● **LISTED RECORDS**
^^^^^^^^

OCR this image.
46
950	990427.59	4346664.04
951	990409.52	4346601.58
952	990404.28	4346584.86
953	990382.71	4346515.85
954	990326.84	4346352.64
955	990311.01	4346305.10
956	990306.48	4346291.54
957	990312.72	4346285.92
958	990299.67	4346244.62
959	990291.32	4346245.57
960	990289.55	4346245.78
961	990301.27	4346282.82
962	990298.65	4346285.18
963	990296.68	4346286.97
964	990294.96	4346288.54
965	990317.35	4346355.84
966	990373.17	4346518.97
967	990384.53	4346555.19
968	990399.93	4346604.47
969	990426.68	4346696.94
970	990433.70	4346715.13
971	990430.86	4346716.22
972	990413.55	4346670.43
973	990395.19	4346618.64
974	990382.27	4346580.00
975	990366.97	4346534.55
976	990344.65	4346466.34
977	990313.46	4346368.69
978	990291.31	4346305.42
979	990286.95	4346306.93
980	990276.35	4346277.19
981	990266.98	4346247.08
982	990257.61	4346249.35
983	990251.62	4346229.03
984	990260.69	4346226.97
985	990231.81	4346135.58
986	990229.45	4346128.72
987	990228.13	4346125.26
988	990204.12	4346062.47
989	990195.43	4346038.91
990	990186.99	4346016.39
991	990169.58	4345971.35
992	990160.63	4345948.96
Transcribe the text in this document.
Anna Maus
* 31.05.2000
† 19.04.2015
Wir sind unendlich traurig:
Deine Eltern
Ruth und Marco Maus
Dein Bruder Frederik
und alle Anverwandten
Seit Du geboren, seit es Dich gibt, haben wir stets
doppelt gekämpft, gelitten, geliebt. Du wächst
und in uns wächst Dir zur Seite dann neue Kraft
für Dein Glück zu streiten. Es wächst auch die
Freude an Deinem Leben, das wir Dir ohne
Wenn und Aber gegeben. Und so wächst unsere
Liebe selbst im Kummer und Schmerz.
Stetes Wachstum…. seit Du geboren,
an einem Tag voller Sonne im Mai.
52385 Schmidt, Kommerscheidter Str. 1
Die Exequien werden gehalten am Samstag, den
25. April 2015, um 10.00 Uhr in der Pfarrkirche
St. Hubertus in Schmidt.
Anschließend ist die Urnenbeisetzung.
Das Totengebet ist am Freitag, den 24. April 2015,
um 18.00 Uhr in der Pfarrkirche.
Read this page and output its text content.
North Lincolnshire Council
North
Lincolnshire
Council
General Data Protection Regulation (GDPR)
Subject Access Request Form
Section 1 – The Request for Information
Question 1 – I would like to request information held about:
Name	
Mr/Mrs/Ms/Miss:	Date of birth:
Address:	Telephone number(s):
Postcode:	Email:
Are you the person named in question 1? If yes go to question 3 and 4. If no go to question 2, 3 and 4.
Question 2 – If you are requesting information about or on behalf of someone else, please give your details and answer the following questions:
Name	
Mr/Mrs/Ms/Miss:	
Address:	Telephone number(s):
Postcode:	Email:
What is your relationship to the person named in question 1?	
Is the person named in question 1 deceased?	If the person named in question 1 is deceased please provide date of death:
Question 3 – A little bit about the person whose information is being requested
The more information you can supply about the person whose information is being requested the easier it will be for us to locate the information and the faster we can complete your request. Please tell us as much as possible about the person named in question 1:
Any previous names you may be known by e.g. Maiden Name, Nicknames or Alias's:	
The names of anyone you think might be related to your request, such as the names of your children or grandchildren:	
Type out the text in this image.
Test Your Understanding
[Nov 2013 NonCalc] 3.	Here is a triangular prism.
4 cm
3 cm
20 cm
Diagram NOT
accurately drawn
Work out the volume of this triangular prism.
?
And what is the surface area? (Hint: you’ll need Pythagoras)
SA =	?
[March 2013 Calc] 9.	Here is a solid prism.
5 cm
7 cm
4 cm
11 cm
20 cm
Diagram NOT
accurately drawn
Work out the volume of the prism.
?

^^^^^^^^

● **JOB**
Copy out the data shown above without altering anything.

● **WORKED ANSWER**
OCR this image.
46
950	990427.59	4346664.04
951	990409.52	4346601.58
952	990404.28	4346584.86
953	990382.71	4346515.85
954	990326.84	4346352.64
955	990311.01	4346305.10
956	990306.48	4346291.54
957	990312.72	4346285.92
958	990299.67	4346244.62
959	990291.32	4346245.57
960	990289.55	4346245.78
961	990301.27	4346282.82
962	990298.65	4346285.18
963	990296.68	4346286.97
964	990294.96	4346288.54
965	990317.35	4346355.84
966	990373.17	4346518.97
967	990384.53	4346555.19
968	990399.93	4346604.47
969	990426.68	4346696.94
970	990433.70	4346715.13
971	990430.86	4346716.22
972	990413.55	4346670.43
973	990395.19	4346618.64
974	990382.27	4346580.00
975	990366.97	4346534.55
976	990344.65	4346466.34
977	990313.46	4346368.69
978	990291.31	4346305.42
979	990286.95	4346306.93
980	990276.35	4346277.19
981	990266.98	4346247.08
982	990257.61	4346249.35
983	990251.62	4346229.03
984	990260.69	4346226.97
985	990231.81	4346135.58
986	990229.45	4346128.72
987	990228.13	4346125.26
988	990204.12	4346062.47
989	990195.43	4346038.91
990	990186.99	4346016.39
991	990169.58	4345971.35
992	990160.63	4345948.96
Transcribe the text in this document.
Anna Maus
* 31.05.2000
† 19.04.2015
Wir sind unendlich traurig:
Deine Eltern
Ruth und Marco Maus
Dein Bruder Frederik
und alle Anverwandten
Seit Du geboren, seit es Dich gibt, haben wir stets
doppelt gekämpft, gelitten, geliebt. Du wächst
und in uns wächst Dir zur Seite dann neue Kraft
für Dein Glück zu streiten. Es wächst auch die
Freude an Deinem Leben, das wir Dir ohne
Wenn und Aber gegeben. Und so wächst unsere
Liebe selbst im Kummer und Schmerz.
Stetes Wachstum…. seit Du geboren,
an einem Tag voller Sonne im Mai.
52385 Schmidt, Kommerscheidter Str. 1
Die Exequien werden gehalten am Samstag, den
25. April 2015, um 10.00 Uhr in der Pfarrkirche
St. Hubertus in Schmidt.
Anschließend ist die Urnenbeisetzung.
Das Totengebet ist am Freitag, den 24. April 2015,
um 18.00 Uhr in der Pfarrkirche.
Read this page and output its text content.
North Lincolnshire Council
North
Lincolnshire
Council
General Data Protection Regulation (GDPR)
Subject Access Request Form
Section 1 – The Request for Information
Question 1 – I would like to request information held about:
Name	
Mr/Mrs/Ms/Miss:	Date of birth:
Address:	Telephone number(s):
Postcode:	Email:
Are you the person named in question 1? If yes go to question 3 and 4. If no go to question 2, 3 and 4.
Question 2 – If you are requesting information about or on behalf of someone else, please give your details and answer the following questions:
Name	
Mr/Mrs/Ms/Miss:	
Address:	Telephone number(s):
Postcode:	Email:
What is your relationship to the person named in question 1?	
Is the person named in question 1 deceased?	If the person named in question 1 is deceased please provide date of death:
Question 3 – A little bit about the person whose information is being requested
The more information you can supply about the person whose information is being requested the easier it will be for us to locate the information and the faster we can complete your request. Please tell us as much as possible about the person named in question 1:
Any previous names you may be known by e.g. Maiden Name, Nicknames or Alias's:	
The names of anyone you think might be related to your request, such as the names of your children or grandchildren:	
Type out the text in this image.
Test Your Understanding
[Nov 2013 NonCalc] 3.	Here is a triangular prism.
4 cm
3 cm
20 cm
Diagram NOT
accurately drawn
Work out the volume of this triangular prism.
?
And what is the surface area? (Hint: you’ll need Pythagoras)
SA =	?
[March 2013 Calc] 9.	Here is a solid prism.
5 cm
7 cm
4 cm
11 cm
20 cm
Diagram NOT
accurately drawn
Work out the volume of the prism.
?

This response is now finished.